*Short task*: Report only the number of lines that hold the word "then".

::: Supplied material :::

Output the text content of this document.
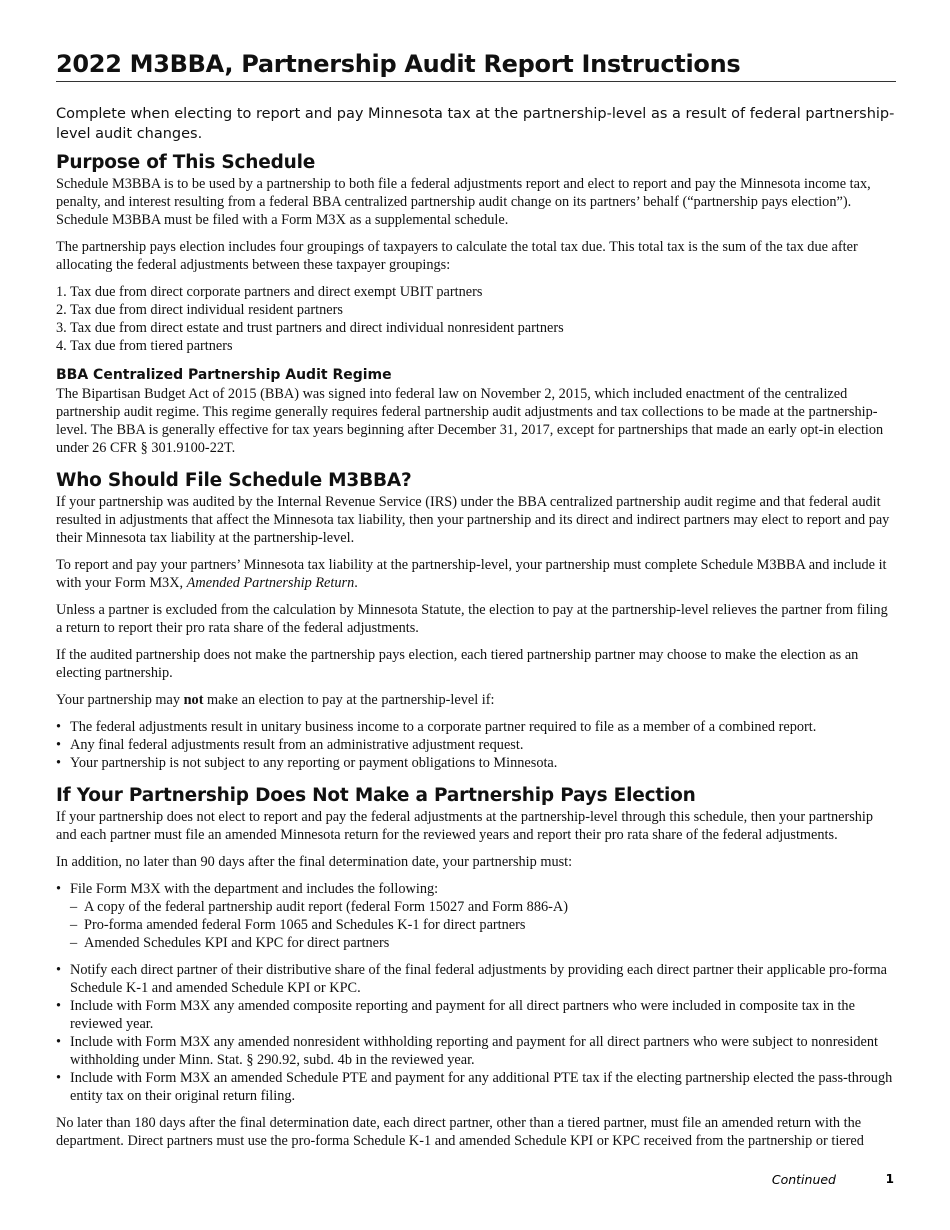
2022 M3BBA, Partnership Audit Report Instructions
Complete when electing to report and pay Minnesota tax at the partnership-level as a result of federal partnership-level audit changes.
Purpose of This Schedule

Schedule M3BBA is to be used by a partnership to both file a federal adjustments report and elect to report and pay the Minnesota income tax, penalty, and interest resulting from a federal BBA centralized partnership audit change on its partners’ behalf (“partnership pays election”). Schedule M3BBA must be filed with a Form M3X as a supplemental schedule.

The partnership pays election includes four groupings of taxpayers to calculate the total tax due. This total tax is the sum of the tax due after allocating the federal adjustments between these taxpayer groupings:

1. Tax due from direct corporate partners and direct exempt UBIT partners
2. Tax due from direct individual resident partners
3. Tax due from direct estate and trust partners and direct individual nonresident partners
4. Tax due from tiered partners
BBA Centralized Partnership Audit Regime

The Bipartisan Budget Act of 2015 (BBA) was signed into federal law on November 2, 2015, which included enactment of the centralized partnership audit regime. This regime generally requires federal partnership audit adjustments and tax collections to be made at the partnership-level. The BBA is generally effective for tax years beginning after December 31, 2017, except for partnerships that made an early opt-in election under 26 CFR § 301.9100-22T.

Who Should File Schedule M3BBA?

If your partnership was audited by the Internal Revenue Service (IRS) under the BBA centralized partnership audit regime and that federal audit resulted in adjustments that affect the Minnesota tax liability, then your partnership and its direct and indirect partners may elect to report and pay their Minnesota tax liability at the partnership-level.

To report and pay your partners’ Minnesota tax liability at the partnership-level, your partnership must complete Schedule M3BBA and include it with your Form M3X, Amended Partnership Return.

Unless a partner is excluded from the calculation by Minnesota Statute, the election to pay at the partnership-level relieves the partner from filing a return to report their pro rata share of the federal adjustments.

If the audited partnership does not make the partnership pays election, each tiered partnership partner may choose to make the election as an electing partnership.

Your partnership may not make an election to pay at the partnership-level if:

• The federal adjustments result in unitary business income to a corporate partner required to file as a member of a combined report.
• Any final federal adjustments result from an administrative adjustment request.
• Your partnership is not subject to any reporting or payment obligations to Minnesota.
If Your Partnership Does Not Make a Partnership Pays Election

If your partnership does not elect to report and pay the federal adjustments at the partnership-level through this schedule, then your partnership and each partner must file an amended Minnesota return for the reviewed years and report their pro rata share of the federal adjustments.

In addition, no later than 90 days after the final determination date, your partnership must:

• File Form M3X with the department and includes the following:
– A copy of the federal partnership audit report (federal Form 15027 and Form 886-A)
– Pro-forma amended federal Form 1065 and Schedules K-1 for direct partners
– Amended Schedules KPI and KPC for direct partners
• Notify each direct partner of their distributive share of the final federal adjustments by providing each direct partner their applicable pro-forma Schedule K-1 and amended Schedule KPI or KPC.
• Include with Form M3X any amended composite reporting and payment for all direct partners who were included in composite tax in the reviewed year.
• Include with Form M3X any amended nonresident withholding reporting and payment for all direct partners who were subject to nonresident withholding under Minn. Stat. § 290.92, subd. 4b in the reviewed year.
• Include with Form M3X an amended Schedule PTE and payment for any additional PTE tax if the electing partnership elected the pass-through entity tax on their original return filing.

No later than 180 days after the final determination date, each direct partner, other than a tiered partner, must file an amended return with the department. Direct partners must use the pro-forma Schedule K-1 and amended Schedule KPI or KPC received from the partnership or tiered

Continued	1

:::

*Written solution*: 2